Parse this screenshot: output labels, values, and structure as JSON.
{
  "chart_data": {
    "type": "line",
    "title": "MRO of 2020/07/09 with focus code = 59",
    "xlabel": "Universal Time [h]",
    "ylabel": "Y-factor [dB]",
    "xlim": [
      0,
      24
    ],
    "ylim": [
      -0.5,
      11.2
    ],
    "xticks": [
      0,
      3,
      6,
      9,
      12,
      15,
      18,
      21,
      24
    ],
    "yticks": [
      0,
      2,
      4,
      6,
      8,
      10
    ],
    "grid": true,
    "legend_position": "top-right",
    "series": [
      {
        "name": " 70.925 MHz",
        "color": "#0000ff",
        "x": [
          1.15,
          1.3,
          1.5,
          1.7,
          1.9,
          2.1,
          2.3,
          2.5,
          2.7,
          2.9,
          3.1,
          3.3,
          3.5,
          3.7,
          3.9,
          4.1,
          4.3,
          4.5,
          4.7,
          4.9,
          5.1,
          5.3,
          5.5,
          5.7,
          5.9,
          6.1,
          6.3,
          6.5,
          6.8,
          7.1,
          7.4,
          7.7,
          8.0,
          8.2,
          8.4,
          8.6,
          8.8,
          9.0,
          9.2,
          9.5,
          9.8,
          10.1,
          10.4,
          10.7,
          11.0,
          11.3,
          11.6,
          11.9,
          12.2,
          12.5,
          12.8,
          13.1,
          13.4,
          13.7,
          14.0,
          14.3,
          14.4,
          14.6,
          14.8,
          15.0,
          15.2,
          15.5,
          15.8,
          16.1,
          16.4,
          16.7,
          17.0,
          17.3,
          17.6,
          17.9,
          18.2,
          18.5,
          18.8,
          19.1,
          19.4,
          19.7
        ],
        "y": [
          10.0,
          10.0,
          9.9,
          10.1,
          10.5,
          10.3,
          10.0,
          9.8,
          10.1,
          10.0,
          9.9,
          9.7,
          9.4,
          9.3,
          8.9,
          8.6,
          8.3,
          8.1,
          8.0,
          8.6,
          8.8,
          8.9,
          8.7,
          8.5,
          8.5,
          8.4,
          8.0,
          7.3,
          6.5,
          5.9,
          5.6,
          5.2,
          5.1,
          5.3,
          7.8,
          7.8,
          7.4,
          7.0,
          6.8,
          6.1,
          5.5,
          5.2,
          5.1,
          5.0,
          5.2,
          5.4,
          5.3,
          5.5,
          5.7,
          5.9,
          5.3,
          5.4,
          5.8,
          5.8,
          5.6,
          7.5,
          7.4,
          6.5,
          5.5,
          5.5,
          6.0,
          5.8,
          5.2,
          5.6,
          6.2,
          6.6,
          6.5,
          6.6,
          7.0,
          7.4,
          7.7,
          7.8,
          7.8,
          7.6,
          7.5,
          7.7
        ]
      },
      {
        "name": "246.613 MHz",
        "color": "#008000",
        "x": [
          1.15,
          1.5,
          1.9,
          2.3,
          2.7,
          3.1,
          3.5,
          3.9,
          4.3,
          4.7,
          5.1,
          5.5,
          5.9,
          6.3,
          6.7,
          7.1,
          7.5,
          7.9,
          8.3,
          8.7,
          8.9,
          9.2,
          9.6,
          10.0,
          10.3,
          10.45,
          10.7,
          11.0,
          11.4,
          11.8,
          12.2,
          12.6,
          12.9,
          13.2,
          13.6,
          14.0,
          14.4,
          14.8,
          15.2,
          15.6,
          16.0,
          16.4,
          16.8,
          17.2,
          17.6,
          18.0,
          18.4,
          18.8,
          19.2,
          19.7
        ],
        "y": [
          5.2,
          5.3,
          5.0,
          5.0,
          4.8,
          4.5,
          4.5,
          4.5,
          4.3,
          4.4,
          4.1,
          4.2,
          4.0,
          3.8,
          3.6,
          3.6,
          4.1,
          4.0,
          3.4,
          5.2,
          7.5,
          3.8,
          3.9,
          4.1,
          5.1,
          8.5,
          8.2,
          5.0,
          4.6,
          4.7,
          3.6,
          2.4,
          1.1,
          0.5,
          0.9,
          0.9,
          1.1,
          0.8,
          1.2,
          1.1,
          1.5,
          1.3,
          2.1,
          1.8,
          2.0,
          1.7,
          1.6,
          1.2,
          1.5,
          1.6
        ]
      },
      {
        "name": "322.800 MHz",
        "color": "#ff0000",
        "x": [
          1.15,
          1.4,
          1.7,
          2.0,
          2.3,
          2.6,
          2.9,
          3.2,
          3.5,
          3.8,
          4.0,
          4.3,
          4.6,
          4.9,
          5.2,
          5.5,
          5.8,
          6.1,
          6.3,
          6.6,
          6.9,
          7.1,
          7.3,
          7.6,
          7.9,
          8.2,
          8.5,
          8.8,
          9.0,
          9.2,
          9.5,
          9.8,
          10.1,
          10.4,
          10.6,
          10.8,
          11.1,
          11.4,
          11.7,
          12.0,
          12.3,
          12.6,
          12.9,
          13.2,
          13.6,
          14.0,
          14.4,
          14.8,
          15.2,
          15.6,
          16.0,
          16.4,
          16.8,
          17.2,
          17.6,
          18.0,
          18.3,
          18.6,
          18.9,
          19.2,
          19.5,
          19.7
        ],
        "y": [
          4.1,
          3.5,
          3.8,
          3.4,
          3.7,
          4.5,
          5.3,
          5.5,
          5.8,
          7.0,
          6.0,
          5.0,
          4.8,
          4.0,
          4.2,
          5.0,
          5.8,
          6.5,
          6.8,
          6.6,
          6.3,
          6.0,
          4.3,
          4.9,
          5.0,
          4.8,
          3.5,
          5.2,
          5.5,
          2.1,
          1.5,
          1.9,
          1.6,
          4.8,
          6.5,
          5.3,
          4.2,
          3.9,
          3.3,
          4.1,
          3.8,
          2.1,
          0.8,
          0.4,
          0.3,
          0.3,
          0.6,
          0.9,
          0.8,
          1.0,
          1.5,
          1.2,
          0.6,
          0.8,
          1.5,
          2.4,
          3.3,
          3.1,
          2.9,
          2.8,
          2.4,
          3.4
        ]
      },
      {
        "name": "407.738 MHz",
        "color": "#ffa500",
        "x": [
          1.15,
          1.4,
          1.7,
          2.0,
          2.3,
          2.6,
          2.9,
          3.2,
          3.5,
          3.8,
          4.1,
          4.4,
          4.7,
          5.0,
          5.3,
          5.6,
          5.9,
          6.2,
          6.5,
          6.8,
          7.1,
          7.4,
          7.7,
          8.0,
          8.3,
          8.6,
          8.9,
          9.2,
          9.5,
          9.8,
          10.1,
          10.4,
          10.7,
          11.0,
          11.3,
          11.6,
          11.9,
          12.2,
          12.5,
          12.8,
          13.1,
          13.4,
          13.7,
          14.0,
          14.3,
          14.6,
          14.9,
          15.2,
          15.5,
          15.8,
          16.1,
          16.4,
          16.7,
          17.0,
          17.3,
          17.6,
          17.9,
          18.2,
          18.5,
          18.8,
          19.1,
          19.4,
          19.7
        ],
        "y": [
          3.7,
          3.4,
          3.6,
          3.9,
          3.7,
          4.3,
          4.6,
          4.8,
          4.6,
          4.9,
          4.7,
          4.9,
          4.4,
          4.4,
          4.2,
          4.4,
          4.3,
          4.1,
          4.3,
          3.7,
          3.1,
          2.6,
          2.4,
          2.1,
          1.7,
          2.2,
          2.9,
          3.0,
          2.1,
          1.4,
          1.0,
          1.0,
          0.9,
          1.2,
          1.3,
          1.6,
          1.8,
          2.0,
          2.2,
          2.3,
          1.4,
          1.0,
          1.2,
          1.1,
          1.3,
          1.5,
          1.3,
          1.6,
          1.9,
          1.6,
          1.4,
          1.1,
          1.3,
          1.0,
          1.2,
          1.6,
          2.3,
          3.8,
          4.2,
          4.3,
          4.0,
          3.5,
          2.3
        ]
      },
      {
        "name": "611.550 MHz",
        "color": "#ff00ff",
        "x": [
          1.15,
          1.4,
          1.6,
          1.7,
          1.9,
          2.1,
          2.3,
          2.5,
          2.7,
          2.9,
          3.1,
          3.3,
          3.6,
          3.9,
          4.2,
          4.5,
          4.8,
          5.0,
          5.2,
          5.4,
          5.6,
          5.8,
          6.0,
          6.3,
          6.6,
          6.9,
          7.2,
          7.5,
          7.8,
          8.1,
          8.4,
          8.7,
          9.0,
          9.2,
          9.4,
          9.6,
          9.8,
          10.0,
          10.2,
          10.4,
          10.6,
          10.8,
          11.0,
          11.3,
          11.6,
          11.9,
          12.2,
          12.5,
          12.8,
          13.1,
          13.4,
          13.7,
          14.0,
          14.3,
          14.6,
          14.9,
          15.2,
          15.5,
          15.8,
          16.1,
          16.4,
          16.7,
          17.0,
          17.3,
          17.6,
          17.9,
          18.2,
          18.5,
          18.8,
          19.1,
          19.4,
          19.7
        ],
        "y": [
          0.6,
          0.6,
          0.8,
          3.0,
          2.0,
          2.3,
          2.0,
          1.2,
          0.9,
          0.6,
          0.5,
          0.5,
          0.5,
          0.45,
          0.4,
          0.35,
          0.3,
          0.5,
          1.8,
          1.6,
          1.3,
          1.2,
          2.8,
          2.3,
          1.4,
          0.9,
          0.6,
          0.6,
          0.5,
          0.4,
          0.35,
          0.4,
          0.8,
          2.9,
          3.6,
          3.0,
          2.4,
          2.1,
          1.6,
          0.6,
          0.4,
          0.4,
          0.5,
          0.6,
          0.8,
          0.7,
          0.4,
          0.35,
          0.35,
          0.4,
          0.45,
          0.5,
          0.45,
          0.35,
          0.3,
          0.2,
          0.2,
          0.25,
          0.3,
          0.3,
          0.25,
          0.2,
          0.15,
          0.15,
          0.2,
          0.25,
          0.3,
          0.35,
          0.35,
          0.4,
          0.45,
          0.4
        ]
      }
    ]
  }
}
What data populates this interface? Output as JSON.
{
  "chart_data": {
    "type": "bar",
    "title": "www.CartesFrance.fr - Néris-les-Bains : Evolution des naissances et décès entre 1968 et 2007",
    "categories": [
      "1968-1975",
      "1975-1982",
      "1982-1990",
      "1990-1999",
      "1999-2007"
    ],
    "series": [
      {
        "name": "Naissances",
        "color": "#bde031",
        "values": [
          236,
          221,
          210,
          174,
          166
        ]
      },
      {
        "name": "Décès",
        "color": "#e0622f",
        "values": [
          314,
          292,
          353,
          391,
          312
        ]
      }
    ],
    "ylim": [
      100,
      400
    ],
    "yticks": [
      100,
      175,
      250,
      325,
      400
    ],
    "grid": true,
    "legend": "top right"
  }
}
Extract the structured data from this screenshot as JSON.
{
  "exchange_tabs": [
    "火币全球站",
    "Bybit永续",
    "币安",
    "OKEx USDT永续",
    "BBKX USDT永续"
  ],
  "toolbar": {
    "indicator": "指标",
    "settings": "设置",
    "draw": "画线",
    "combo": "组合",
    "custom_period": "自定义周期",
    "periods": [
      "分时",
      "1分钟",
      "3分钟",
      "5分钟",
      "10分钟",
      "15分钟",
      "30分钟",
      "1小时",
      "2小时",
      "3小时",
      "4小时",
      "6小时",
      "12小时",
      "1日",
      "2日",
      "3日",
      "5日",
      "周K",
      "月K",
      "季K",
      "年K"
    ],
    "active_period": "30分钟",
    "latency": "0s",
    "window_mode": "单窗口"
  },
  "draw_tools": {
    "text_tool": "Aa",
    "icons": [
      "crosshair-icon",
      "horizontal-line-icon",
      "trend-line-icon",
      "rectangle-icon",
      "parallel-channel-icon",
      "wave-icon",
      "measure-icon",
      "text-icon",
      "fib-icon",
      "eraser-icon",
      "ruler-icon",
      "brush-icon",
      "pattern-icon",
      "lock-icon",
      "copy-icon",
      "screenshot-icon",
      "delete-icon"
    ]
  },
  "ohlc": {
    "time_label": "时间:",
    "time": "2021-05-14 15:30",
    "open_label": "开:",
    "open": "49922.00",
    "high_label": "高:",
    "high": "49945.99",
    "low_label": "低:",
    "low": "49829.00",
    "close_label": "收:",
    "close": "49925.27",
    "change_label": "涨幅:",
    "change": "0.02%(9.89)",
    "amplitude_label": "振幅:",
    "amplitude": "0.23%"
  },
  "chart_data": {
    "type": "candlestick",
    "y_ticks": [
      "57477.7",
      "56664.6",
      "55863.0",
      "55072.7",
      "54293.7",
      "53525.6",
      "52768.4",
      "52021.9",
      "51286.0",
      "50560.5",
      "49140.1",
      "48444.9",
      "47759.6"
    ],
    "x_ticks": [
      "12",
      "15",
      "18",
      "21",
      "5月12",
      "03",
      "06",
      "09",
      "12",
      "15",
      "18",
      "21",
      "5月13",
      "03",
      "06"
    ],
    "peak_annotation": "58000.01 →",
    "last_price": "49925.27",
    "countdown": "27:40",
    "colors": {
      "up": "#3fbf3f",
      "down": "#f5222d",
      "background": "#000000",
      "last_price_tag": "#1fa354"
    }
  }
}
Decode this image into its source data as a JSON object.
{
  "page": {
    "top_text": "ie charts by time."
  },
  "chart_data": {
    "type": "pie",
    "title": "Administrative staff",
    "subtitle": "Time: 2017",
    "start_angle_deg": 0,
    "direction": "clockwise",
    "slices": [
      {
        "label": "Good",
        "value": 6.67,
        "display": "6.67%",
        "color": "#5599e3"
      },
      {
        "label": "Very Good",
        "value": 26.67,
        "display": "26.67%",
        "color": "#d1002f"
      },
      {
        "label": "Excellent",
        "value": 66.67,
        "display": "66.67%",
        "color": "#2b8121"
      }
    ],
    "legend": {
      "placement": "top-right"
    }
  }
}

────────────────────────────────────────

Quote verbatim the line containing "Decode this image" and every line after it through the end of the records above.

Task response —
Decode this image into its source data as a JSON object.
{
  "page": {
    "top_text": "ie charts by time."
  },
  "chart_data": {
    "type": "pie",
    "title": "Administrative staff",
    "subtitle": "Time: 2017",
    "start_angle_deg": 0,
    "direction": "clockwise",
    "slices": [
      {
        "label": "Good",
        "value": 6.67,
        "display": "6.67%",
        "color": "#5599e3"
      },
      {
        "label": "Very Good",
        "value": 26.67,
        "display": "26.67%",
        "color": "#d1002f"
      },
      {
        "label": "Excellent",
        "value": 66.67,
        "display": "66.67%",
        "color": "#2b8121"
      }
    ],
    "legend": {
      "placement": "top-right"
    }
  }
}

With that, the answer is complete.